### Problem description
With the pictures omitted, write out the entries that follow exactly as they stand.

Stored items from a collection:

- - - - - - -

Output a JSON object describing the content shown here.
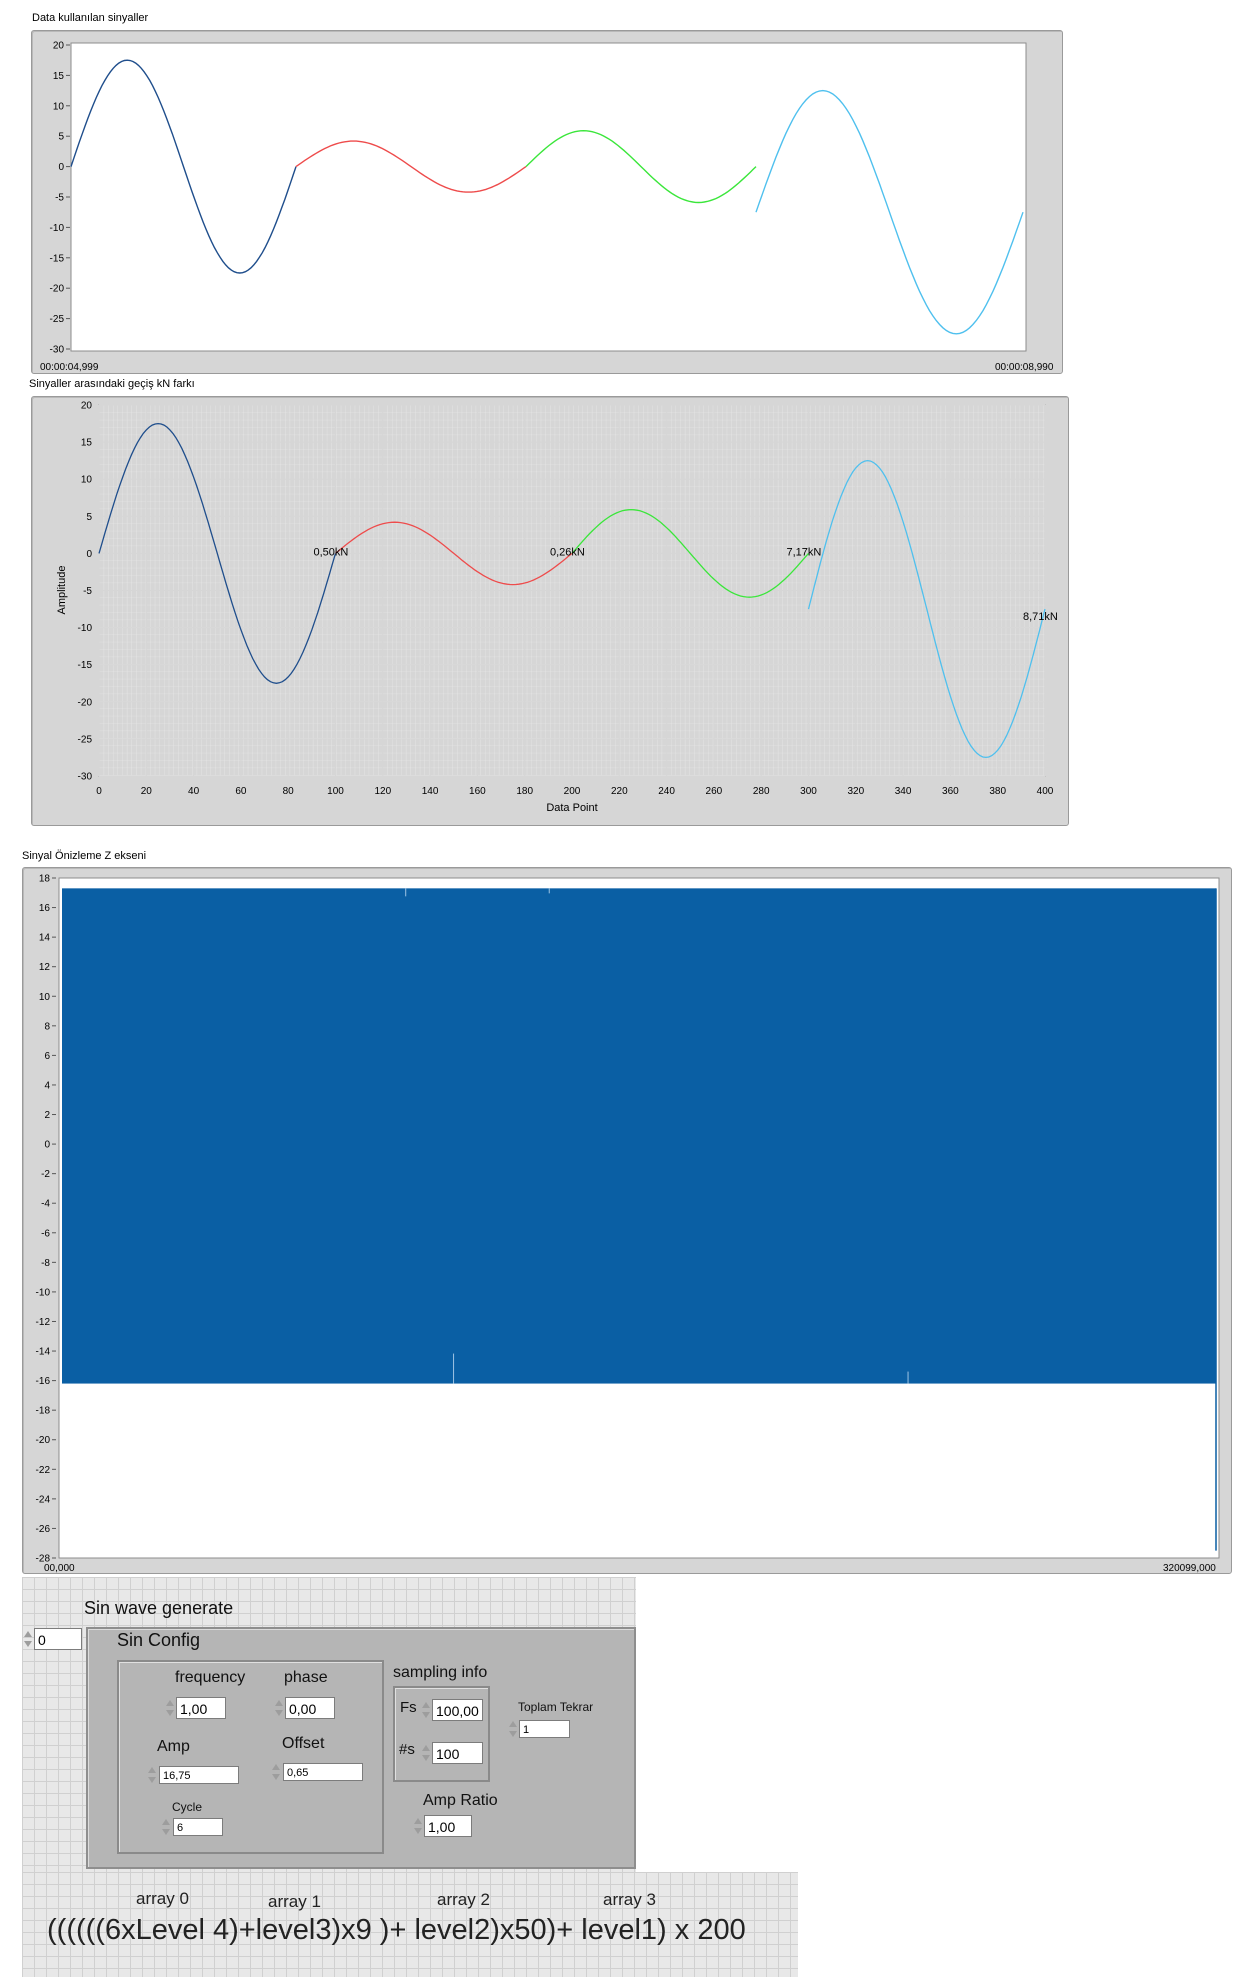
{
  "graphs": {
    "top": {
      "caption": "Data kullanılan sinyaller",
      "y_ticks": [
        "20",
        "15",
        "10",
        "5",
        "0",
        "-5",
        "-10",
        "-15",
        "-20",
        "-25",
        "-30"
      ],
      "x_start": "00:00:04,999",
      "x_end": "00:00:08,990"
    },
    "middle": {
      "caption": "Sinyaller arasındaki geçiş kN farkı",
      "y_ticks": [
        "20",
        "15",
        "10",
        "5",
        "0",
        "-5",
        "-10",
        "-15",
        "-20",
        "-25",
        "-30"
      ],
      "x_ticks": [
        "0",
        "20",
        "40",
        "60",
        "80",
        "100",
        "120",
        "140",
        "160",
        "180",
        "200",
        "220",
        "240",
        "260",
        "280",
        "300",
        "320",
        "340",
        "360",
        "380",
        "400"
      ],
      "ylabel": "Amplitude",
      "xlabel": "Data Point",
      "annotations": [
        "0,50kN",
        "0,26kN",
        "7,17kN",
        "8,71kN"
      ]
    },
    "bottom": {
      "caption": "Sinyal Önizleme Z ekseni",
      "y_ticks": [
        "18",
        "16",
        "14",
        "12",
        "10",
        "8",
        "6",
        "4",
        "2",
        "0",
        "-2",
        "-4",
        "-6",
        "-8",
        "-10",
        "-12",
        "-14",
        "-16",
        "-18",
        "-20",
        "-22",
        "-24",
        "-26",
        "-28"
      ],
      "x_start": "00,000",
      "x_end": "320099,000"
    }
  },
  "chart_data": [
    {
      "type": "line",
      "title": "Data kullanılan sinyaller",
      "ylim": [
        -30,
        20
      ],
      "x_range": [
        "00:00:04,999",
        "00:00:08,990"
      ],
      "series": [
        {
          "color": "#1f4e8c",
          "amplitude": 17.5,
          "offset": 0.0,
          "cycles": 1
        },
        {
          "color": "#ee4b4b",
          "amplitude": 4.2,
          "offset": 0.0,
          "cycles": 1
        },
        {
          "color": "#3ae63a",
          "amplitude": 5.9,
          "offset": 0.0,
          "cycles": 1
        },
        {
          "color": "#4fc0ee",
          "amplitude": 20.0,
          "offset": -7.5,
          "cycles": 1
        }
      ]
    },
    {
      "type": "line",
      "title": "Sinyaller arasındaki geçiş kN farkı",
      "xlabel": "Data Point",
      "ylabel": "Amplitude",
      "xlim": [
        0,
        400
      ],
      "ylim": [
        -30,
        20
      ],
      "series": [
        {
          "color": "#1f4e8c",
          "x_start": 0,
          "x_end": 100,
          "amplitude": 17.5,
          "offset": 0.0
        },
        {
          "color": "#ee4b4b",
          "x_start": 100,
          "x_end": 200,
          "amplitude": 4.2,
          "offset": 0.0
        },
        {
          "color": "#3ae63a",
          "x_start": 200,
          "x_end": 300,
          "amplitude": 5.9,
          "offset": 0.0
        },
        {
          "color": "#4fc0ee",
          "x_start": 300,
          "x_end": 400,
          "amplitude": 20.0,
          "offset": -7.5
        }
      ],
      "annotations": [
        {
          "x": 100,
          "y": 0,
          "text": "0,50kN"
        },
        {
          "x": 200,
          "y": 0,
          "text": "0,26kN"
        },
        {
          "x": 300,
          "y": 0,
          "text": "7,17kN"
        },
        {
          "x": 400,
          "y": -8.7,
          "text": "8,71kN"
        }
      ]
    },
    {
      "type": "area",
      "title": "Sinyal Önizleme Z ekseni",
      "ylim": [
        -28,
        18
      ],
      "x_range": [
        "00,000",
        "320099,000"
      ],
      "series": [
        {
          "color": "#0a5fa4",
          "max": 17.3,
          "min": -16.2,
          "min_at_end": -27.5
        }
      ]
    }
  ],
  "sin_wave": {
    "title": "Sin wave generate",
    "index_value": "0",
    "config_title": "Sin Config",
    "frequency": {
      "label": "frequency",
      "value": "1,00"
    },
    "phase": {
      "label": "phase",
      "value": "0,00"
    },
    "amp": {
      "label": "Amp",
      "value": "16,75"
    },
    "offset": {
      "label": "Offset",
      "value": "0,65"
    },
    "cycle": {
      "label": "Cycle",
      "value": "6"
    },
    "sampling": {
      "title": "sampling info",
      "fs_label": "Fs",
      "fs_value": "100,00",
      "ns_label": "#s",
      "ns_value": "100"
    },
    "toplam": {
      "label": "Toplam Tekrar",
      "value": "1"
    },
    "amp_ratio": {
      "label": "Amp Ratio",
      "value": "1,00"
    }
  },
  "formula": {
    "labels": [
      "array 0",
      "array 1",
      "array 2",
      "array 3"
    ],
    "text": "((((((6xLevel 4)+level3)x9 )+ level2)x50)+ level1) x 200"
  },
  "colors": {
    "navy": "#1f4e8c",
    "red": "#ee4b4b",
    "green": "#3ae63a",
    "cyan": "#4fc0ee",
    "fill": "#0a5fa4"
  }
}
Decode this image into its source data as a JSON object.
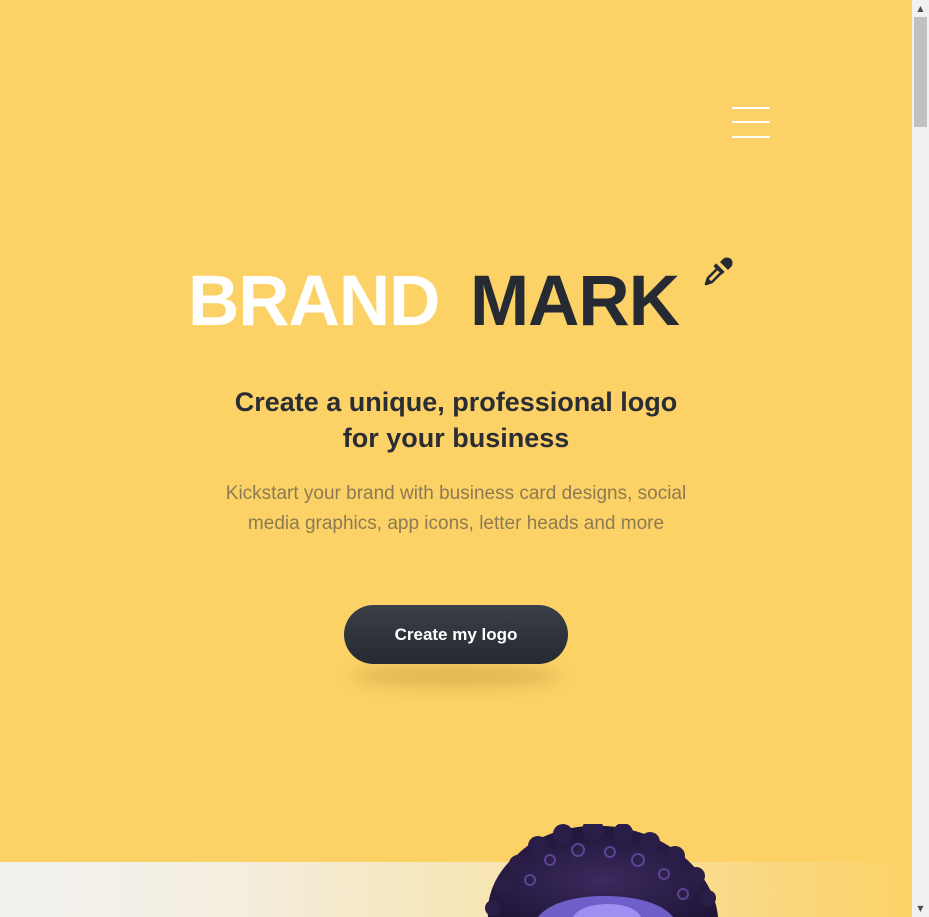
{
  "header": {
    "menu_icon": "hamburger-menu-icon"
  },
  "hero": {
    "logo": {
      "word1": "BRAND",
      "word2": "MARK",
      "icon": "eyedropper-icon",
      "color_light": "#ffffff",
      "color_dark": "#262a33"
    },
    "headline_line1": "Create a unique, professional logo",
    "headline_line2": "for your business",
    "subtext_line1": "Kickstart your brand with business card designs, social",
    "subtext_line2": "media graphics, app icons, letter heads and more",
    "cta_label": "Create my logo"
  },
  "scrollbar": {
    "up_arrow": "▲",
    "down_arrow": "▼"
  },
  "colors": {
    "background": "#fcd267",
    "button": "#2a2e35",
    "subtext": "#8c7b52"
  }
}
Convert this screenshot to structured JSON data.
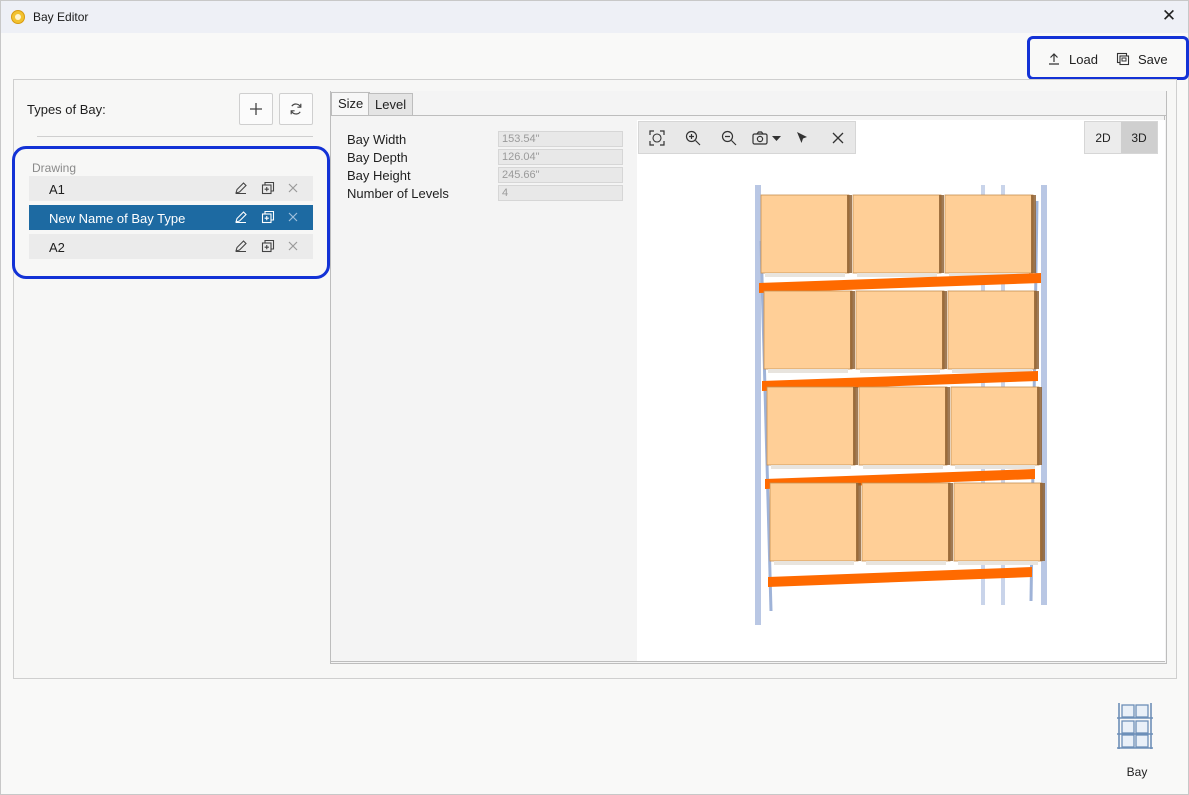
{
  "window": {
    "title": "Bay Editor",
    "close_glyph": "✕"
  },
  "toolbar": {
    "load_label": "Load",
    "save_label": "Save",
    "load_icon": "upload-icon",
    "save_icon": "save-icon"
  },
  "sidebar": {
    "title": "Types of Bay:",
    "add_icon": "plus-icon",
    "refresh_icon": "refresh-icon",
    "group_label": "Drawing",
    "items": [
      {
        "label": "A1",
        "selected": false
      },
      {
        "label": "New Name of Bay Type",
        "selected": true
      },
      {
        "label": "A2",
        "selected": false
      }
    ],
    "item_actions": [
      "edit-icon",
      "duplicate-icon",
      "delete-icon"
    ]
  },
  "tabs": [
    {
      "label": "Size",
      "active": true
    },
    {
      "label": "Level",
      "active": false
    }
  ],
  "properties": [
    {
      "label": "Bay Width",
      "value": "153.54\""
    },
    {
      "label": "Bay Depth",
      "value": "126.04\""
    },
    {
      "label": "Bay Height",
      "value": "245.66\""
    },
    {
      "label": "Number of Levels",
      "value": "4"
    }
  ],
  "viewer": {
    "tools": [
      "fit-view-icon",
      "zoom-in-icon",
      "zoom-out-icon",
      "camera-icon",
      "pointer-icon",
      "clear-icon"
    ],
    "mode_2d": "2D",
    "mode_3d": "3D",
    "active_mode": "3D",
    "colors": {
      "beam": "#ff6a00",
      "box": "#ffcf97",
      "upright": "#9fb3d8"
    }
  },
  "launcher": {
    "label": "Bay",
    "icon": "bay-icon"
  }
}
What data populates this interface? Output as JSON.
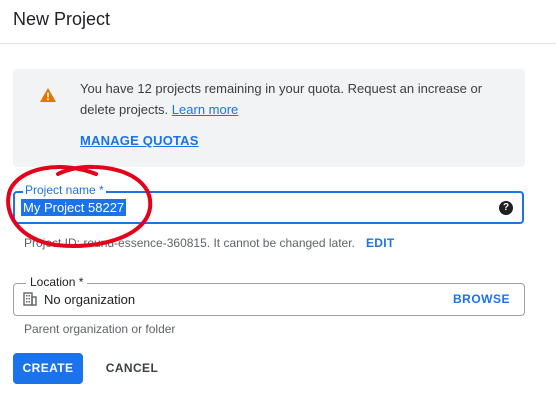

- - - - - - -

### Worked answer
Output a JSON object describing the content shown here.
{
  "graphs": {
    "top": {
      "caption": "Data kullanılan sinyaller",
      "y_ticks": [
        "20",
        "15",
        "10",
        "5",
        "0",
        "-5",
        "-10",
        "-15",
        "-20",
        "-25",
        "-30"
      ],
      "x_start": "00:00:04,999",
      "x_end": "00:00:08,990"
    },
    "middle": {
      "caption": "Sinyaller arasındaki geçiş kN farkı",
      "y_ticks": [
        "20",
        "15",
        "10",
        "5",
        "0",
        "-5",
        "-10",
        "-15",
        "-20",
        "-25",
        "-30"
      ],
      "x_ticks": [
        "0",
        "20",
        "40",
        "60",
        "80",
        "100",
        "120",
        "140",
        "160",
        "180",
        "200",
        "220",
        "240",
        "260",
        "280",
        "300",
        "320",
        "340",
        "360",
        "380",
        "400"
      ],
      "ylabel": "Amplitude",
      "xlabel": "Data Point",
      "annotations": [
        "0,50kN",
        "0,26kN",
        "7,17kN",
        "8,71kN"
      ]
    },
    "bottom": {
      "caption": "Sinyal Önizleme Z ekseni",
      "y_ticks": [
        "18",
        "16",
        "14",
        "12",
        "10",
        "8",
        "6",
        "4",
        "2",
        "0",
        "-2",
        "-4",
        "-6",
        "-8",
        "-10",
        "-12",
        "-14",
        "-16",
        "-18",
        "-20",
        "-22",
        "-24",
        "-26",
        "-28"
      ],
      "x_start": "00,000",
      "x_end": "320099,000"
    }
  },
  "chart_data": [
    {
      "type": "line",
      "title": "Data kullanılan sinyaller",
      "ylim": [
        -30,
        20
      ],
      "x_range": [
        "00:00:04,999",
        "00:00:08,990"
      ],
      "series": [
        {
          "color": "#1f4e8c",
          "amplitude": 17.5,
          "offset": 0.0,
          "cycles": 1
        },
        {
          "color": "#ee4b4b",
          "amplitude": 4.2,
          "offset": 0.0,
          "cycles": 1
        },
        {
          "color": "#3ae63a",
          "amplitude": 5.9,
          "offset": 0.0,
          "cycles": 1
        },
        {
          "color": "#4fc0ee",
          "amplitude": 20.0,
          "offset": -7.5,
          "cycles": 1
        }
      ]
    },
    {
      "type": "line",
      "title": "Sinyaller arasındaki geçiş kN farkı",
      "xlabel": "Data Point",
      "ylabel": "Amplitude",
      "xlim": [
        0,
        400
      ],
      "ylim": [
        -30,
        20
      ],
      "series": [
        {
          "color": "#1f4e8c",
          "x_start": 0,
          "x_end": 100,
          "amplitude": 17.5,
          "offset": 0.0
        },
        {
          "color": "#ee4b4b",
          "x_start": 100,
          "x_end": 200,
          "amplitude": 4.2,
          "offset": 0.0
        },
        {
          "color": "#3ae63a",
          "x_start": 200,
          "x_end": 300,
          "amplitude": 5.9,
          "offset": 0.0
        },
        {
          "color": "#4fc0ee",
          "x_start": 300,
          "x_end": 400,
          "amplitude": 20.0,
          "offset": -7.5
        }
      ],
      "annotations": [
        {
          "x": 100,
          "y": 0,
          "text": "0,50kN"
        },
        {
          "x": 200,
          "y": 0,
          "text": "0,26kN"
        },
        {
          "x": 300,
          "y": 0,
          "text": "7,17kN"
        },
        {
          "x": 400,
          "y": -8.7,
          "text": "8,71kN"
        }
      ]
    },
    {
      "type": "area",
      "title": "Sinyal Önizleme Z ekseni",
      "ylim": [
        -28,
        18
      ],
      "x_range": [
        "00,000",
        "320099,000"
      ],
      "series": [
        {
          "color": "#0a5fa4",
          "max": 17.3,
          "min": -16.2,
          "min_at_end": -27.5
        }
      ]
    }
  ],
  "sin_wave": {
    "title": "Sin wave generate",
    "index_value": "0",
    "config_title": "Sin Config",
    "frequency": {
      "label": "frequency",
      "value": "1,00"
    },
    "phase": {
      "label": "phase",
      "value": "0,00"
    },
    "amp": {
      "label": "Amp",
      "value": "16,75"
    },
    "offset": {
      "label": "Offset",
      "value": "0,65"
    },
    "cycle": {
      "label": "Cycle",
      "value": "6"
    },
    "sampling": {
      "title": "sampling info",
      "fs_label": "Fs",
      "fs_value": "100,00",
      "ns_label": "#s",
      "ns_value": "100"
    },
    "toplam": {
      "label": "Toplam Tekrar",
      "value": "1"
    },
    "amp_ratio": {
      "label": "Amp Ratio",
      "value": "1,00"
    }
  },
  "formula": {
    "labels": [
      "array 0",
      "array 1",
      "array 2",
      "array 3"
    ],
    "text": "((((((6xLevel 4)+level3)x9 )+ level2)x50)+ level1) x 200"
  },
  "colors": {
    "navy": "#1f4e8c",
    "red": "#ee4b4b",
    "green": "#3ae63a",
    "cyan": "#4fc0ee",
    "fill": "#0a5fa4"
  }
}
Decode this image into its source data as a JSON object.
{
  "header": {
    "menu_icon": "hamburger-menu-icon"
  },
  "hero": {
    "logo": {
      "word1": "BRAND",
      "word2": "MARK",
      "icon": "eyedropper-icon",
      "color_light": "#ffffff",
      "color_dark": "#262a33"
    },
    "headline_line1": "Create a unique, professional logo",
    "headline_line2": "for your business",
    "subtext_line1": "Kickstart your brand with business card designs, social",
    "subtext_line2": "media graphics, app icons, letter heads and more",
    "cta_label": "Create my logo"
  },
  "scrollbar": {
    "up_arrow": "▲",
    "down_arrow": "▼"
  },
  "colors": {
    "background": "#fcd267",
    "button": "#2a2e35",
    "subtext": "#8c7b52"
  }
}
Convert this screenshot to structured JSON data.
{
  "window": {
    "title": "Bay Editor",
    "close_glyph": "✕"
  },
  "toolbar": {
    "load_label": "Load",
    "save_label": "Save",
    "load_icon": "upload-icon",
    "save_icon": "save-icon"
  },
  "sidebar": {
    "title": "Types of Bay:",
    "add_icon": "plus-icon",
    "refresh_icon": "refresh-icon",
    "group_label": "Drawing",
    "items": [
      {
        "label": "A1",
        "selected": false
      },
      {
        "label": "New Name of Bay Type",
        "selected": true
      },
      {
        "label": "A2",
        "selected": false
      }
    ],
    "item_actions": [
      "edit-icon",
      "duplicate-icon",
      "delete-icon"
    ]
  },
  "tabs": [
    {
      "label": "Size",
      "active": true
    },
    {
      "label": "Level",
      "active": false
    }
  ],
  "properties": [
    {
      "label": "Bay Width",
      "value": "153.54\""
    },
    {
      "label": "Bay Depth",
      "value": "126.04\""
    },
    {
      "label": "Bay Height",
      "value": "245.66\""
    },
    {
      "label": "Number of Levels",
      "value": "4"
    }
  ],
  "viewer": {
    "tools": [
      "fit-view-icon",
      "zoom-in-icon",
      "zoom-out-icon",
      "camera-icon",
      "pointer-icon",
      "clear-icon"
    ],
    "mode_2d": "2D",
    "mode_3d": "3D",
    "active_mode": "3D",
    "colors": {
      "beam": "#ff6a00",
      "box": "#ffcf97",
      "upright": "#9fb3d8"
    }
  },
  "launcher": {
    "label": "Bay",
    "icon": "bay-icon"
  }
}
What data populates this interface? Output as JSON.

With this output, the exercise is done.